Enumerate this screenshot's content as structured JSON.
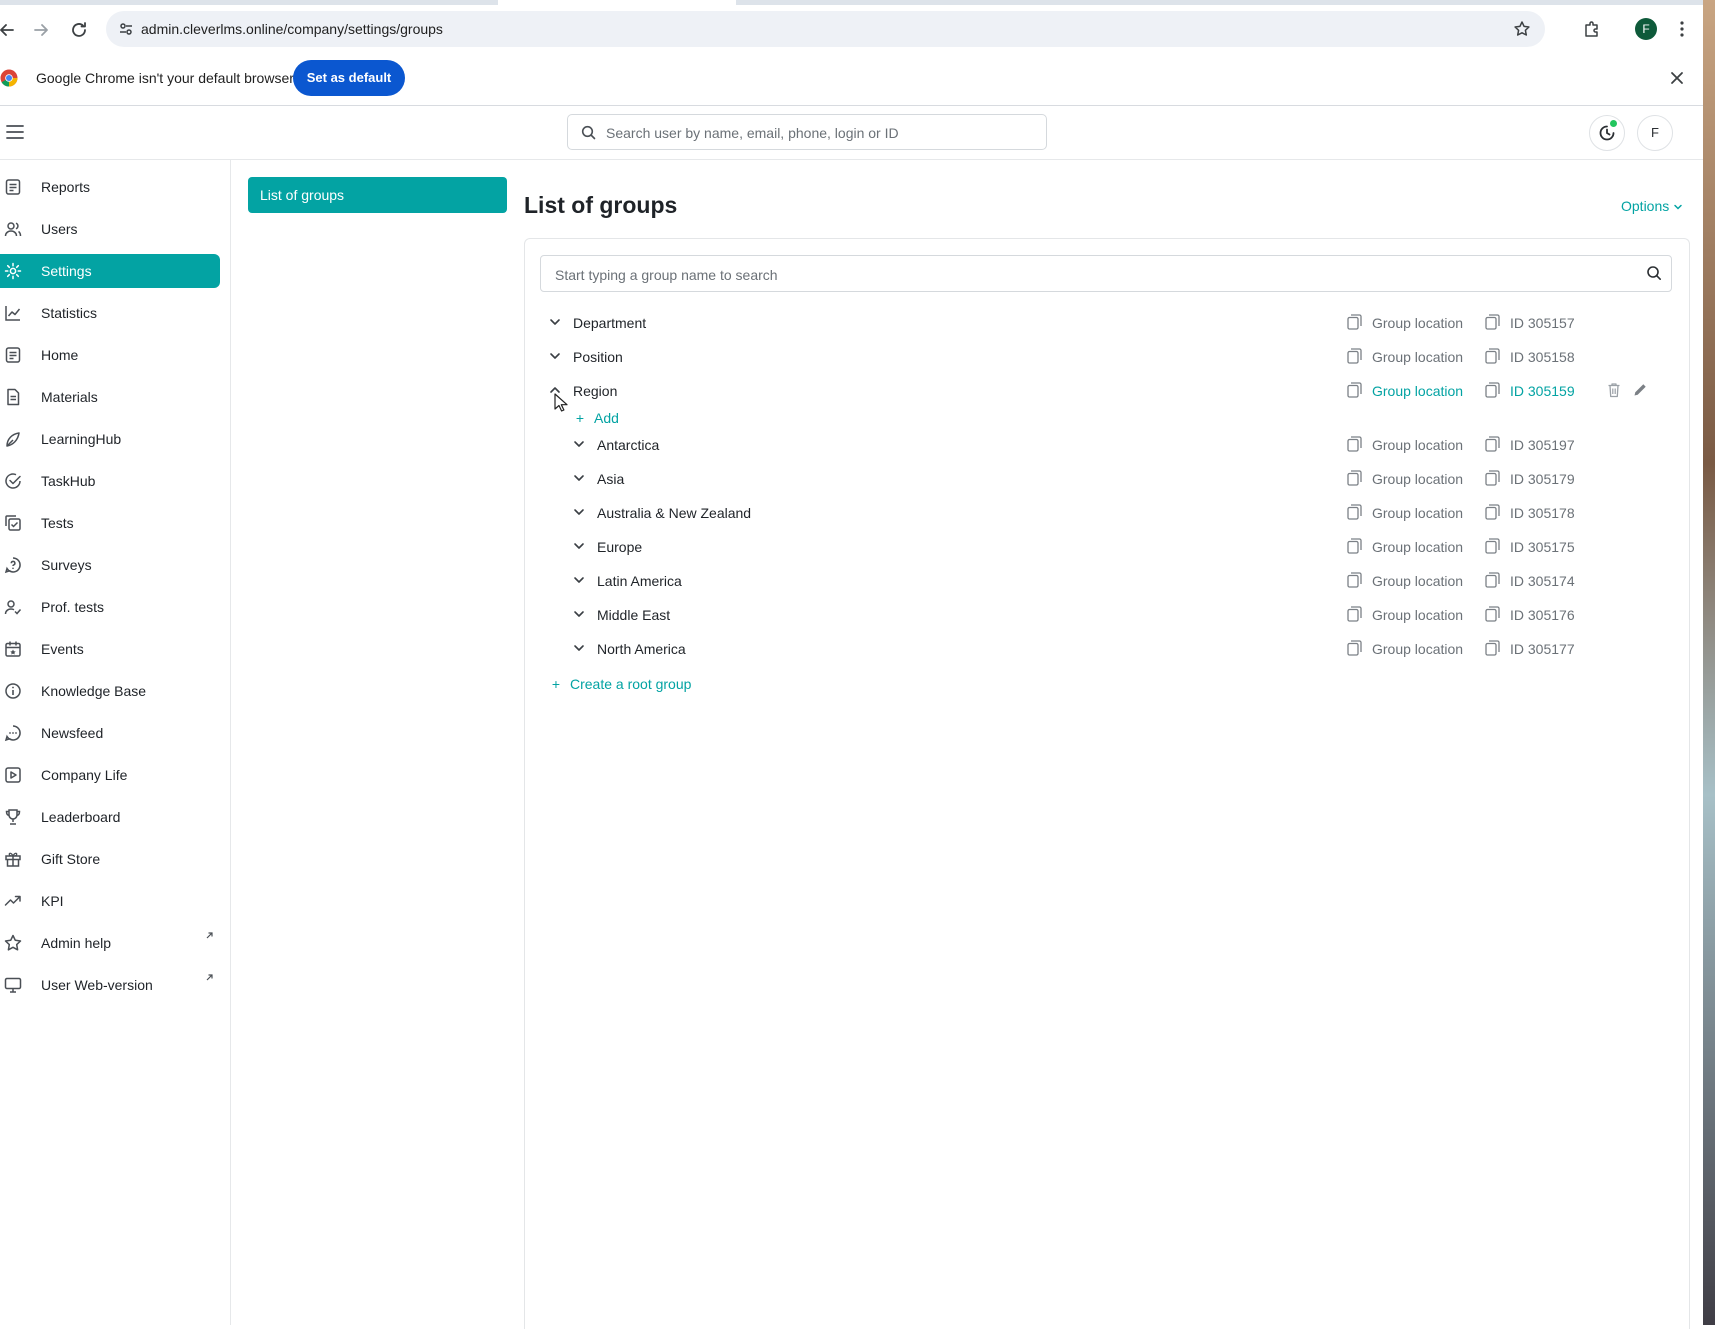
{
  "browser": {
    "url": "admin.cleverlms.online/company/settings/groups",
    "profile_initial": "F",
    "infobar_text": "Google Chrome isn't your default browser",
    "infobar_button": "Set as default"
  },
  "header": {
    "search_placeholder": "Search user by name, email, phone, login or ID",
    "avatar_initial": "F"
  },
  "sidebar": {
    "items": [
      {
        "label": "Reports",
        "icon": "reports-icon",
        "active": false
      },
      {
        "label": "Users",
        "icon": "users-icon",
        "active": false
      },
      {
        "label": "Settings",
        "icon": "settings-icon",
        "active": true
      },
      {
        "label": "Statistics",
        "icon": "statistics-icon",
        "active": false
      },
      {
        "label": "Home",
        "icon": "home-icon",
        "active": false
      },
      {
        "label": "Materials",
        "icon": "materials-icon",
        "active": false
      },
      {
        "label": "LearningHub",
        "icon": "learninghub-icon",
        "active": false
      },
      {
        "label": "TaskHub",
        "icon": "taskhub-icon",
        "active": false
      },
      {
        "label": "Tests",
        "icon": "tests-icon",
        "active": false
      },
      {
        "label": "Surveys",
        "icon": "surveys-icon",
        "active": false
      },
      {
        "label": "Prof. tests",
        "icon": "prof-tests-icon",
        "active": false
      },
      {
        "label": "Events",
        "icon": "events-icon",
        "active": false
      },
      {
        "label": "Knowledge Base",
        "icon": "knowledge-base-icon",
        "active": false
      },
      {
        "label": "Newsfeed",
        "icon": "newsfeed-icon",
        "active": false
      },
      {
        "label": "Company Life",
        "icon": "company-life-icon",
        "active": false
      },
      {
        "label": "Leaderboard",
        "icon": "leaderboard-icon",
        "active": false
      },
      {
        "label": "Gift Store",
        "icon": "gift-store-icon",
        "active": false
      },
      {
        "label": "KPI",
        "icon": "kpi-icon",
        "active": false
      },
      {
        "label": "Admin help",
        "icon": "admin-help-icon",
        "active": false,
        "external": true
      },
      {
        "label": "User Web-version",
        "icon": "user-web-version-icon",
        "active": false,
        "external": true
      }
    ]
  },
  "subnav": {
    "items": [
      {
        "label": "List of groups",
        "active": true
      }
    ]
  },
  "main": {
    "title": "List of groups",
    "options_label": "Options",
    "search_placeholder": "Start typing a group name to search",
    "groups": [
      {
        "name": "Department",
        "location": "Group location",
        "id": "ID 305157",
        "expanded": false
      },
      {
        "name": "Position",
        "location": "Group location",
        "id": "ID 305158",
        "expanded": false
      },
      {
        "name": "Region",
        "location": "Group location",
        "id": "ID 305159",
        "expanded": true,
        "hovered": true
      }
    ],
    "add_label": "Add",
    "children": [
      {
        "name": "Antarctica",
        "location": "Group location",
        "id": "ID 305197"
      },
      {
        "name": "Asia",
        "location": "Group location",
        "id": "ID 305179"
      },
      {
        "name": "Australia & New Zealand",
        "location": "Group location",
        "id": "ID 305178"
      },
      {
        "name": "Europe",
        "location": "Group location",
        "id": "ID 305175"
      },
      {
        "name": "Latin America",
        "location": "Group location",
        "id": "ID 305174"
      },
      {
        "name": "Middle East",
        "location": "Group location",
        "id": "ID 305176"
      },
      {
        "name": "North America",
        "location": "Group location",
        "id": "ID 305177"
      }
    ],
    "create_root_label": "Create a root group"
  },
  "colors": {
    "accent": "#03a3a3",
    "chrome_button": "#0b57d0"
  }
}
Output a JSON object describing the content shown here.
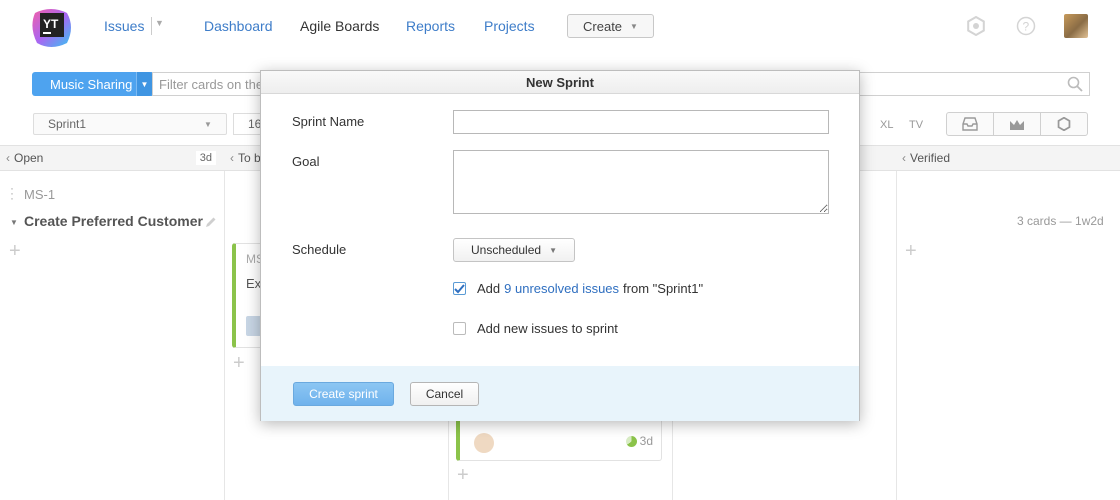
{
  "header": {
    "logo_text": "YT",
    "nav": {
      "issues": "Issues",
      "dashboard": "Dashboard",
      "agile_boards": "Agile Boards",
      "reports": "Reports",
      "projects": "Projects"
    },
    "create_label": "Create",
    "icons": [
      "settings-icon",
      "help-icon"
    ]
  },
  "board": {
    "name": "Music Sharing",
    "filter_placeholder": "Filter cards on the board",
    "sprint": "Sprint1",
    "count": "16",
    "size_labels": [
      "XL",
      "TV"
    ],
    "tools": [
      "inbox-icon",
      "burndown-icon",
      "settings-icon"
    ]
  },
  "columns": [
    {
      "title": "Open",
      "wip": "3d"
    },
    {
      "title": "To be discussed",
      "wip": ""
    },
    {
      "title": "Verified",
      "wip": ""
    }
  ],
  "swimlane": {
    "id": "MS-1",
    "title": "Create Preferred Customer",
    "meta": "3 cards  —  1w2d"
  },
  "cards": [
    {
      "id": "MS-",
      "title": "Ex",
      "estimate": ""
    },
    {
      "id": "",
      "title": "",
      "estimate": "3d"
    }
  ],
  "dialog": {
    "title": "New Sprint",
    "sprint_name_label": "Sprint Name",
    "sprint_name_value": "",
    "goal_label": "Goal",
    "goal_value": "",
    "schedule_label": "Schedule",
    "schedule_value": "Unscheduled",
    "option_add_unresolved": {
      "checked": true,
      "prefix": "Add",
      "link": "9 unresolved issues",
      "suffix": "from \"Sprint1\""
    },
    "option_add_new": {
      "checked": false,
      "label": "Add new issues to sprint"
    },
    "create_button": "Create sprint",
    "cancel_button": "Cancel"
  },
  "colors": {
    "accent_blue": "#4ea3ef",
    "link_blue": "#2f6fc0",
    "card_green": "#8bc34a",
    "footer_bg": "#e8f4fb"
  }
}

# # # #

Exercise:
From the entries above, copy out every line where the string "groups" appears.

Final result:
    "url": "admin.cleverlms.online/company/settings/groups",
        "label": "List of groups",
    "title": "List of groups",
    "groups": [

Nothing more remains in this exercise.